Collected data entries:
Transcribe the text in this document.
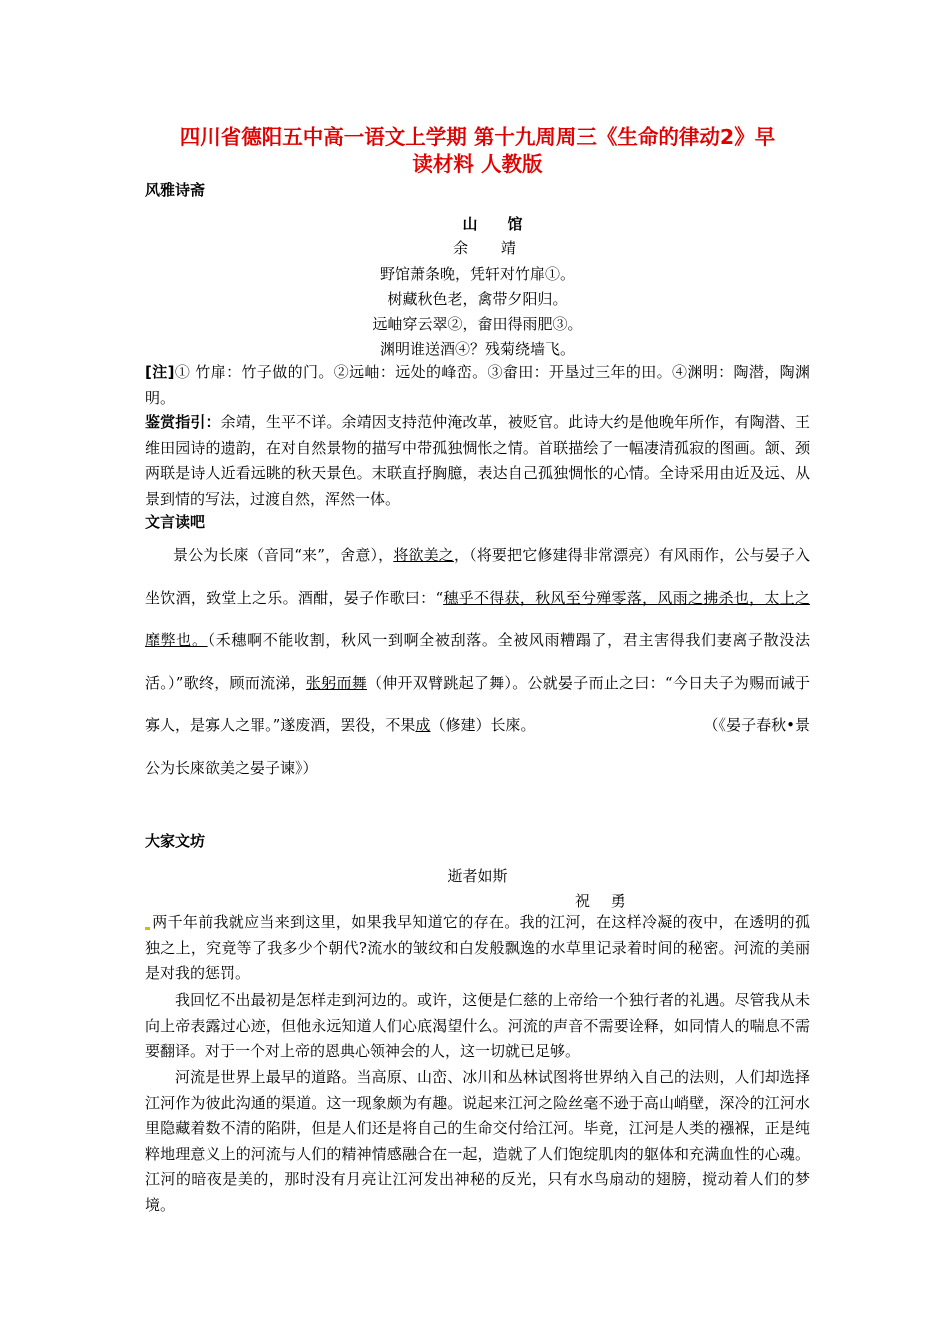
四川省德阳五中高一语文上学期 第十九周周三《生命的律动2》早
读材料 人教版
风雅诗斋
山馆
余 靖
野馆萧条晚，凭轩对竹扉①。
树藏秋色老，禽带夕阳归。
远岫穿云翠②，畲田得雨肥③。
渊明谁送酒④？残菊绕墙飞。
[注]① 竹扉：竹子做的门。②远岫：远处的峰峦。③畲田：开垦过三年的田。④渊明：陶潜，陶渊明。
鉴赏指引：余靖，生平不详。余靖因支持范仲淹改革，被贬官。此诗大约是他晚年所作，有陶潜、王维田园诗的遗韵，在对自然景物的描写中带孤独惆怅之情。首联描绘了一幅凄清孤寂的图画。颔、颈两联是诗人近看远眺的秋天景色。末联直抒胸臆，表达自己孤独惆怅的心情。全诗采用由近及远、从景到情的写法，过渡自然，浑然一体。
文言读吧
景公为长庲（音同“来”，舍意），将欲美之，（将要把它修建得非常漂亮）有风雨作，公与晏子入坐饮酒，致堂上之乐。酒酣，晏子作歌曰：“穗乎不得获，秋风至兮殚零落，风雨之拂杀也，太上之靡弊也。（禾穗啊不能收割，秋风一到啊全被刮落。全被风雨糟蹋了，君主害得我们妻离子散没法活。）”歌终，顾而流涕，张躬而舞（伸开双臂跳起了舞）。公就晏子而止之曰：“今日夫子为赐而诫于寡人，是寡人之罪。”遂废酒，罢役，不果成（修建）长庲。	（《晏子春秋•景公为长庲欲美之晏子谏》）
大家文坊
逝者如斯
祝 勇
两千年前我就应当来到这里，如果我早知道它的存在。我的江河，在这样冷凝的夜中，在透明的孤独之上，究竟等了我多少个朝代?流水的皱纹和白发般飘逸的水草里记录着时间的秘密。河流的美丽是对我的惩罚。
我回忆不出最初是怎样走到河边的。或许，这便是仁慈的上帝给一个独行者的礼遇。尽管我从未向上帝表露过心迹，但他永远知道人们心底渴望什么。河流的声音不需要诠释，如同情人的喘息不需要翻译。对于一个对上帝的恩典心领神会的人，这一切就已足够。
河流是世界上最早的道路。当高原、山峦、冰川和丛林试图将世界纳入自己的法则，人们却选择江河作为彼此沟通的渠道。这一现象颇为有趣。说起来江河之险丝毫不逊于高山峭壁，深冷的江河水里隐藏着数不清的陷阱，但是人们还是将自己的生命交付给江河。毕竟，江河是人类的襁褓，正是纯粹地理意义上的河流与人们的精神情感融合在一起，造就了人们饱绽肌肉的躯体和充满血性的心魂。江河的暗夜是美的，那时没有月亮让江河发出神秘的反光，只有水鸟扇动的翅膀，搅动着人们的梦境。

What is expected:
Transcribe the listing in full and omit the pictures.

Task output:
Transcribe the text in this document.
四川省德阳五中高一语文上学期 第十九周周三《生命的律动2》早
读材料 人教版
风雅诗斋
山馆
余 靖
野馆萧条晚，凭轩对竹扉①。
树藏秋色老，禽带夕阳归。
远岫穿云翠②，畲田得雨肥③。
渊明谁送酒④？残菊绕墙飞。
[注]① 竹扉：竹子做的门。②远岫：远处的峰峦。③畲田：开垦过三年的田。④渊明：陶潜，陶渊明。
鉴赏指引：余靖，生平不详。余靖因支持范仲淹改革，被贬官。此诗大约是他晚年所作，有陶潜、王维田园诗的遗韵，在对自然景物的描写中带孤独惆怅之情。首联描绘了一幅凄清孤寂的图画。颔、颈两联是诗人近看远眺的秋天景色。末联直抒胸臆，表达自己孤独惆怅的心情。全诗采用由近及远、从景到情的写法，过渡自然，浑然一体。
文言读吧
景公为长庲（音同“来”，舍意），将欲美之，（将要把它修建得非常漂亮）有风雨作，公与晏子入坐饮酒，致堂上之乐。酒酣，晏子作歌曰：“穗乎不得获，秋风至兮殚零落，风雨之拂杀也，太上之靡弊也。（禾穗啊不能收割，秋风一到啊全被刮落。全被风雨糟蹋了，君主害得我们妻离子散没法活。）”歌终，顾而流涕，张躬而舞（伸开双臂跳起了舞）。公就晏子而止之曰：“今日夫子为赐而诫于寡人，是寡人之罪。”遂废酒，罢役，不果成（修建）长庲。	（《晏子春秋•景公为长庲欲美之晏子谏》）
大家文坊
逝者如斯
祝 勇
两千年前我就应当来到这里，如果我早知道它的存在。我的江河，在这样冷凝的夜中，在透明的孤独之上，究竟等了我多少个朝代?流水的皱纹和白发般飘逸的水草里记录着时间的秘密。河流的美丽是对我的惩罚。
我回忆不出最初是怎样走到河边的。或许，这便是仁慈的上帝给一个独行者的礼遇。尽管我从未向上帝表露过心迹，但他永远知道人们心底渴望什么。河流的声音不需要诠释，如同情人的喘息不需要翻译。对于一个对上帝的恩典心领神会的人，这一切就已足够。
河流是世界上最早的道路。当高原、山峦、冰川和丛林试图将世界纳入自己的法则，人们却选择江河作为彼此沟通的渠道。这一现象颇为有趣。说起来江河之险丝毫不逊于高山峭壁，深冷的江河水里隐藏着数不清的陷阱，但是人们还是将自己的生命交付给江河。毕竟，江河是人类的襁褓，正是纯粹地理意义上的河流与人们的精神情感融合在一起，造就了人们饱绽肌肉的躯体和充满血性的心魂。江河的暗夜是美的，那时没有月亮让江河发出神秘的反光，只有水鸟扇动的翅膀，搅动着人们的梦境。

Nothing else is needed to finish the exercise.